__REQUIREMENT__: Scan the data that follows and count the lines with the string "color"; answer with the count alone.

Stored data:

....................

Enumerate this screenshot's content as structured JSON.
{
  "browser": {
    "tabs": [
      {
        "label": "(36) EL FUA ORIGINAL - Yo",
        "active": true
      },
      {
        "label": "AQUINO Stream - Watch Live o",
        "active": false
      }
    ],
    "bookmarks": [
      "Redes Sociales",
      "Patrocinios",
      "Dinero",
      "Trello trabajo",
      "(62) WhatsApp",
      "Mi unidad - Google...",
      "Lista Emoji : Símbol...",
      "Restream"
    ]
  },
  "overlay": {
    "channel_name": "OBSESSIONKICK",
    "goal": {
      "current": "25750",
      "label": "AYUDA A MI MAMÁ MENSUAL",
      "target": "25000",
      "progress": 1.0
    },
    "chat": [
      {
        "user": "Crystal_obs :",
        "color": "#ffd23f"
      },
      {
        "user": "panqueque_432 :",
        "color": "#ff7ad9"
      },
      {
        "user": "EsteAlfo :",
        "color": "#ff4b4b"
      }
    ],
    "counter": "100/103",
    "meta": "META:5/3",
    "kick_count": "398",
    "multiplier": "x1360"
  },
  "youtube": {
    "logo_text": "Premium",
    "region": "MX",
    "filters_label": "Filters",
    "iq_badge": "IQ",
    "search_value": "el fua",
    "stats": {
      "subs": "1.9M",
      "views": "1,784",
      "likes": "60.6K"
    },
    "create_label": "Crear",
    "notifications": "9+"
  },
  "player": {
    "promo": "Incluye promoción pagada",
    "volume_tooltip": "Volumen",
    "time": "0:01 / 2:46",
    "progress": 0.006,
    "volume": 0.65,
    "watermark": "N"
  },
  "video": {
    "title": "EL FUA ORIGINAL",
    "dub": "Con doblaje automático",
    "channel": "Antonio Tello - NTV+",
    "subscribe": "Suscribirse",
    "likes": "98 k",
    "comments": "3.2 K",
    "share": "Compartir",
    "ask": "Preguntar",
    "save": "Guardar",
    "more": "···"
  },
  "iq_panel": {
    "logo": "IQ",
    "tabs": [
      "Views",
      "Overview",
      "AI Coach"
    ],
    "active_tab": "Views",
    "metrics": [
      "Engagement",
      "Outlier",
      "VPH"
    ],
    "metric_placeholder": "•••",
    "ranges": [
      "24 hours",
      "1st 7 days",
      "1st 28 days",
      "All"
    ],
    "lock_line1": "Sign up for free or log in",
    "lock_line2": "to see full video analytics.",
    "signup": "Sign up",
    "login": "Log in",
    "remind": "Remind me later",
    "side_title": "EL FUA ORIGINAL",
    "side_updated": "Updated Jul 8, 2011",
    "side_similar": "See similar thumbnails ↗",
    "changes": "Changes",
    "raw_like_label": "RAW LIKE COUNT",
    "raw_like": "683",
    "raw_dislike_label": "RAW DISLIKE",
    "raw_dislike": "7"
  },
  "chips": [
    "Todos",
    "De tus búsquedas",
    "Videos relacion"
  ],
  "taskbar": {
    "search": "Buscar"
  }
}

....................

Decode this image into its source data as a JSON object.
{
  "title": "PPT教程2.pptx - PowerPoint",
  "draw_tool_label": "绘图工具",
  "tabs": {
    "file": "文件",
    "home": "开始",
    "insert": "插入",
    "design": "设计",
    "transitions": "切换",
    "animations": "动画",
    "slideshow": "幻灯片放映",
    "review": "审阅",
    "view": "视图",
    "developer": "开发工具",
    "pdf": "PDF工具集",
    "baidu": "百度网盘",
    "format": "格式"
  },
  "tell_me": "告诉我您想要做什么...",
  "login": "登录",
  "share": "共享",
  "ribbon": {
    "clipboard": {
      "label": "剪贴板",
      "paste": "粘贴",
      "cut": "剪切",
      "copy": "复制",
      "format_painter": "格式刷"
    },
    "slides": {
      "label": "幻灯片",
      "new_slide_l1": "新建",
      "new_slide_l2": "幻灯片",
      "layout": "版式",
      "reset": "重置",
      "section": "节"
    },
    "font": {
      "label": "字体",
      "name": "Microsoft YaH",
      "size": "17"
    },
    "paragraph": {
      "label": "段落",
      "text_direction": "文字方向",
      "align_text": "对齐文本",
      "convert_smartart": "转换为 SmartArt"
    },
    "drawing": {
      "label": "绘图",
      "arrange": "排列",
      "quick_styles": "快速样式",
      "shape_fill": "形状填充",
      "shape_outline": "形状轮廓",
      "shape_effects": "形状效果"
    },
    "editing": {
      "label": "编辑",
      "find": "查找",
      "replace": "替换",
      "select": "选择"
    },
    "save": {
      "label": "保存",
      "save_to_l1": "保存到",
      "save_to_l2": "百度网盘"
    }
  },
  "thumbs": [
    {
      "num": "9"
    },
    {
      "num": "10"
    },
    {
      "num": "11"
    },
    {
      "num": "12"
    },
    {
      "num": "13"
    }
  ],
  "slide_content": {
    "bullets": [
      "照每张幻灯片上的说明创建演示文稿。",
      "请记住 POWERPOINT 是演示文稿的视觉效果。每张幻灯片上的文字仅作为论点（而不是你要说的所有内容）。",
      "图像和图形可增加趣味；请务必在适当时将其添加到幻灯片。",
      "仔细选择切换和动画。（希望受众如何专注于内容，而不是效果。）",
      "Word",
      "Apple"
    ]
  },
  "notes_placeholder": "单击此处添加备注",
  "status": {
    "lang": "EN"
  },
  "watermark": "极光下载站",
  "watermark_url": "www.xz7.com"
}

....................

__WRITTEN ANSWER__: 3